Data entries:
——

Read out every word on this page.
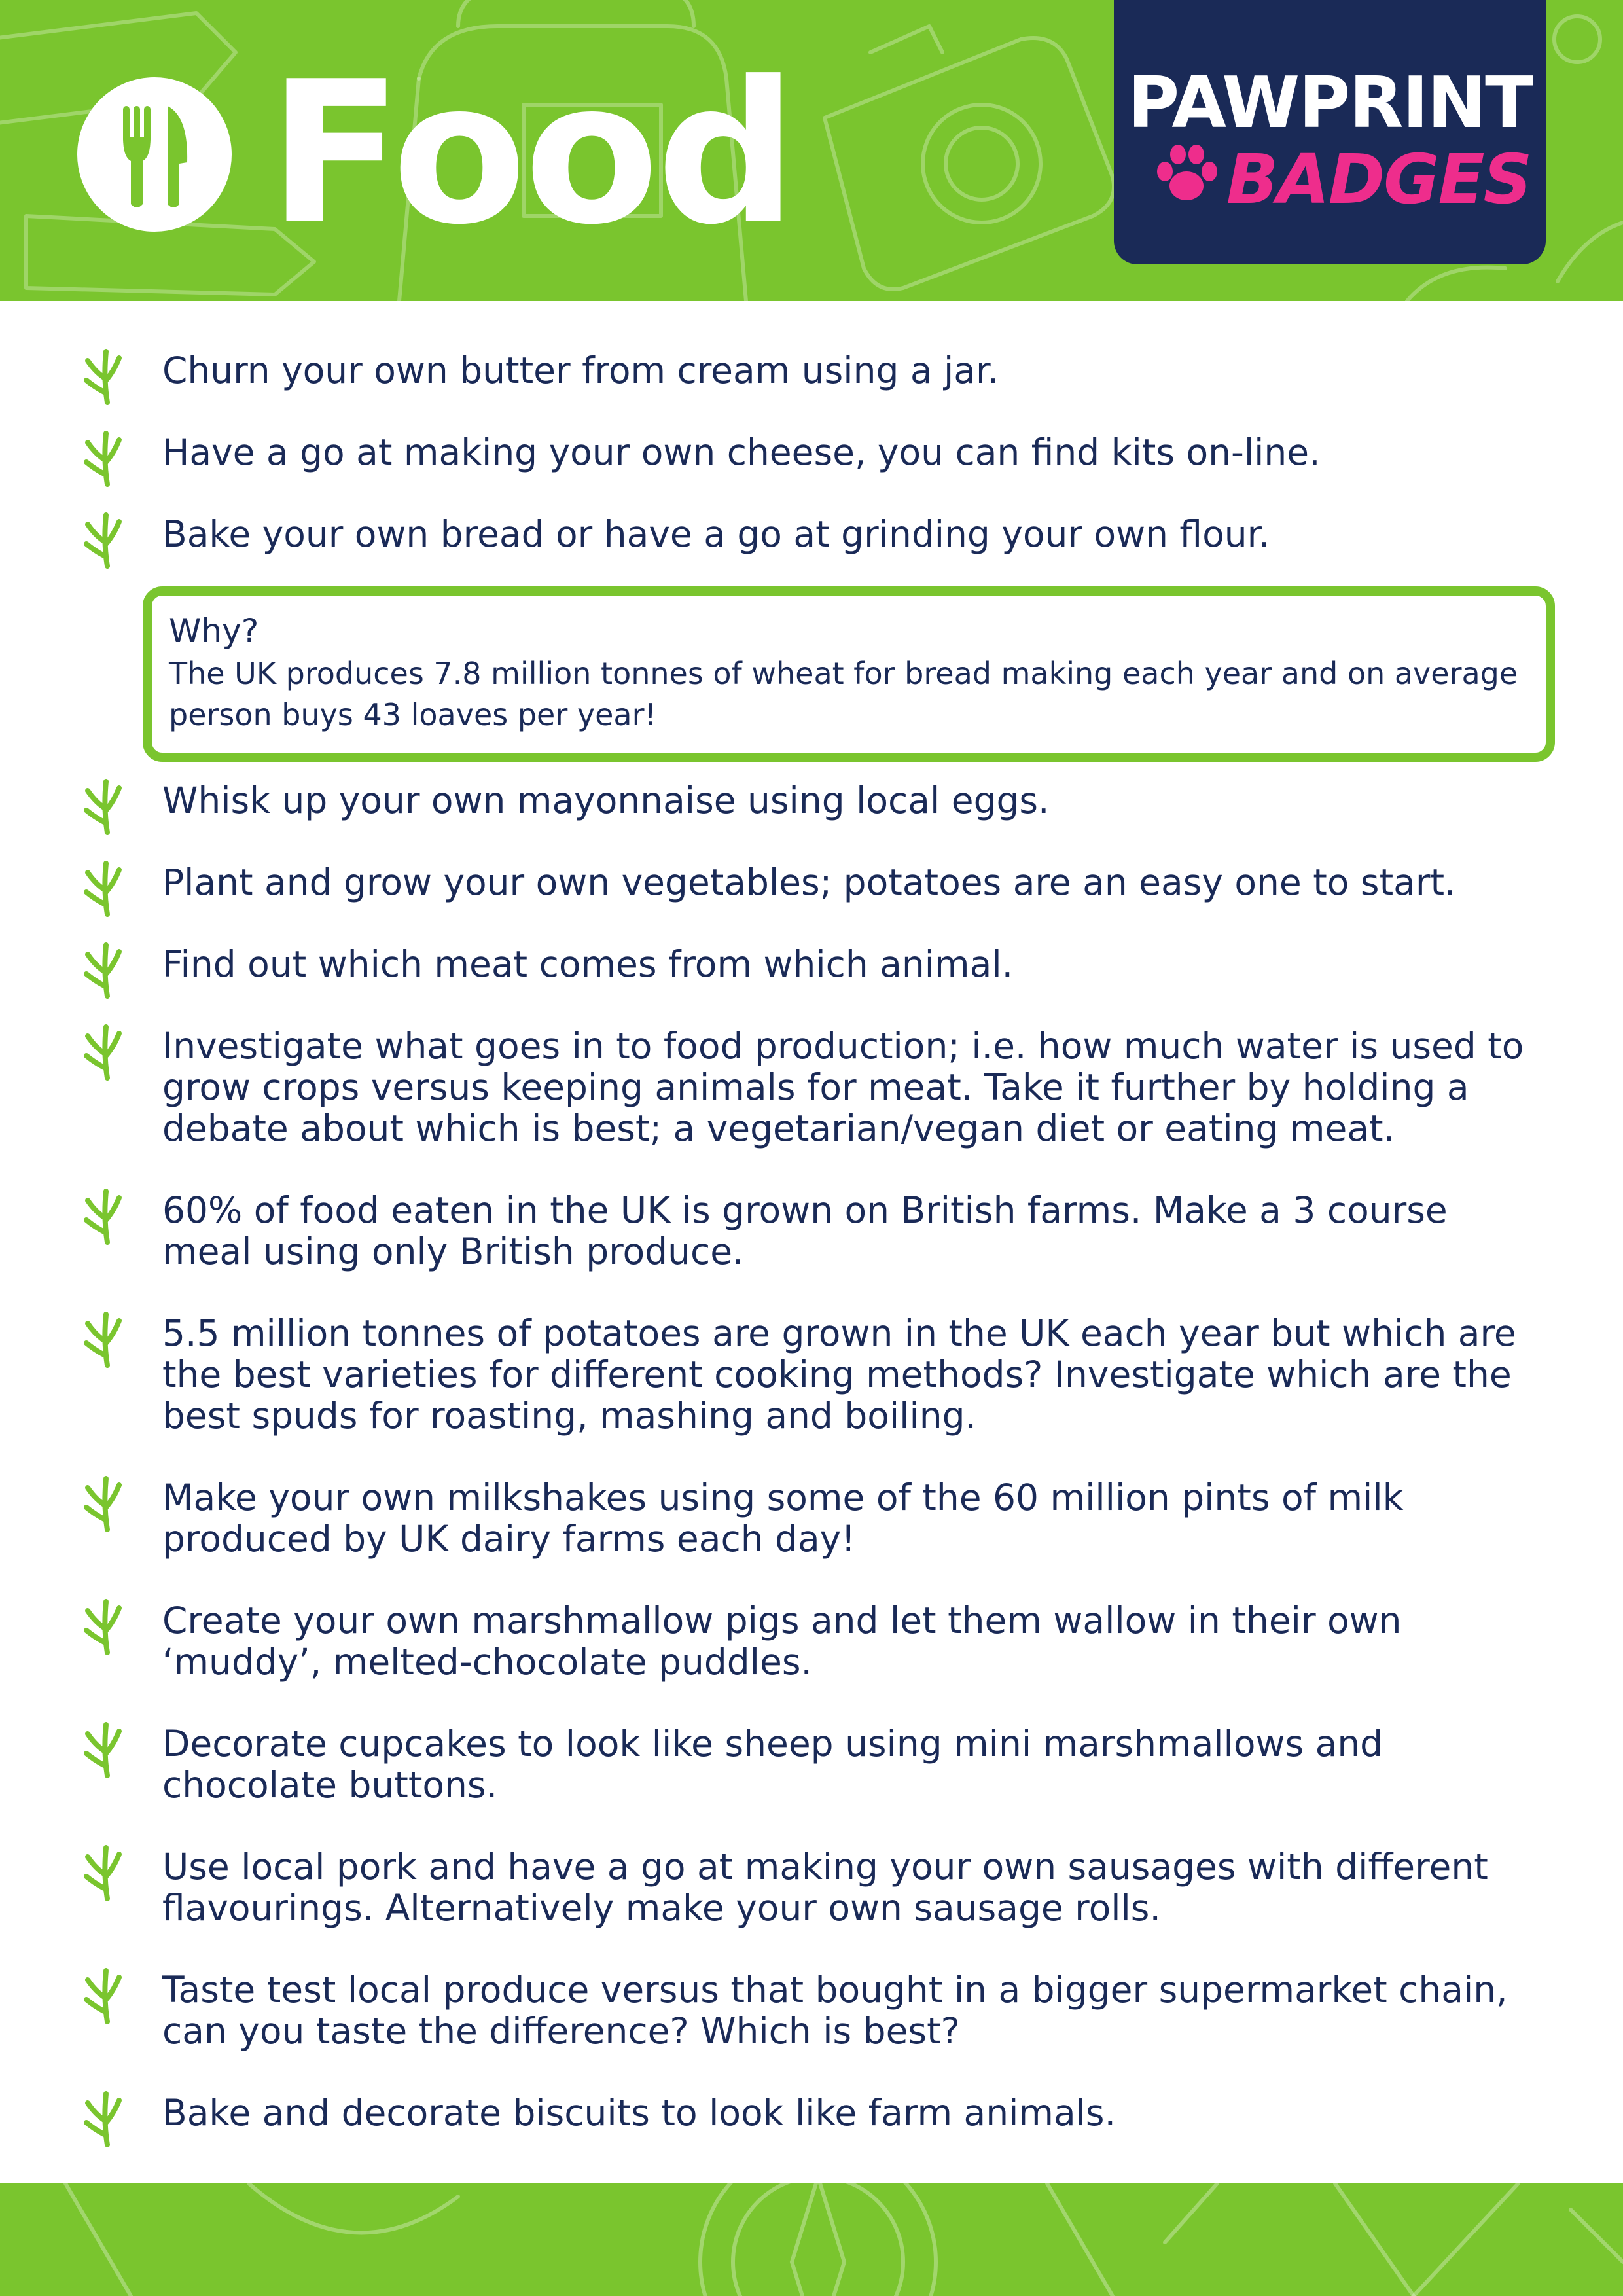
Food	PAWPRINT
BADGES
Why?
The UK produces 7.8 million tonnes of wheat for bread making each year and on average person buys 43 loaves per year!
Churn your own butter from cream using a jar.
Have a go at making your own cheese, you can find kits on-line.
Bake your own bread or have a go at grinding your own flour.
Whisk up your own mayonnaise using local eggs.
Plant and grow your own vegetables; potatoes are an easy one to start.
Find out which meat comes from which animal.
Investigate what goes in to food production; i.e. how much water is used to grow crops versus keeping animals for meat. Take it further by holding a debate about which is best; a vegetarian/vegan diet or eating meat.
60% of food eaten in the UK is grown on British farms. Make a 3 course meal using only British produce.
5.5 million tonnes of potatoes are grown in the UK each year but which are the best varieties for different cooking methods? Investigate which are the best spuds for roasting, mashing and boiling.
Make your own milkshakes using some of the 60 million pints of milk produced by UK dairy farms each day!
Create your own marshmallow pigs and let them wallow in their own ‘muddy’, melted-chocolate puddles.
Decorate cupcakes to look like sheep using mini marshmallows and chocolate buttons.
Use local pork and have a go at making your own sausages with different flavourings. Alternatively make your own sausage rolls.
Taste test local produce versus that bought in a bigger supermarket chain, can you taste the difference? Which is best?
Bake and decorate biscuits to look like farm animals.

——

— To do —
Repeat the full listing above exactly, with no pictures in the copy.

— Written response —
Read out every word on this page.
Food	PAWPRINT
BADGES
Why?
The UK produces 7.8 million tonnes of wheat for bread making each year and on average person buys 43 loaves per year!
Churn your own butter from cream using a jar.
Have a go at making your own cheese, you can find kits on-line.
Bake your own bread or have a go at grinding your own flour.
Whisk up your own mayonnaise using local eggs.
Plant and grow your own vegetables; potatoes are an easy one to start.
Find out which meat comes from which animal.
Investigate what goes in to food production; i.e. how much water is used to grow crops versus keeping animals for meat. Take it further by holding a debate about which is best; a vegetarian/vegan diet or eating meat.
60% of food eaten in the UK is grown on British farms. Make a 3 course meal using only British produce.
5.5 million tonnes of potatoes are grown in the UK each year but which are the best varieties for different cooking methods? Investigate which are the best spuds for roasting, mashing and boiling.
Make your own milkshakes using some of the 60 million pints of milk produced by UK dairy farms each day!
Create your own marshmallow pigs and let them wallow in their own ‘muddy’, melted-chocolate puddles.
Decorate cupcakes to look like sheep using mini marshmallows and chocolate buttons.
Use local pork and have a go at making your own sausages with different flavourings. Alternatively make your own sausage rolls.
Taste test local produce versus that bought in a bigger supermarket chain, can you taste the difference? Which is best?
Bake and decorate biscuits to look like farm animals.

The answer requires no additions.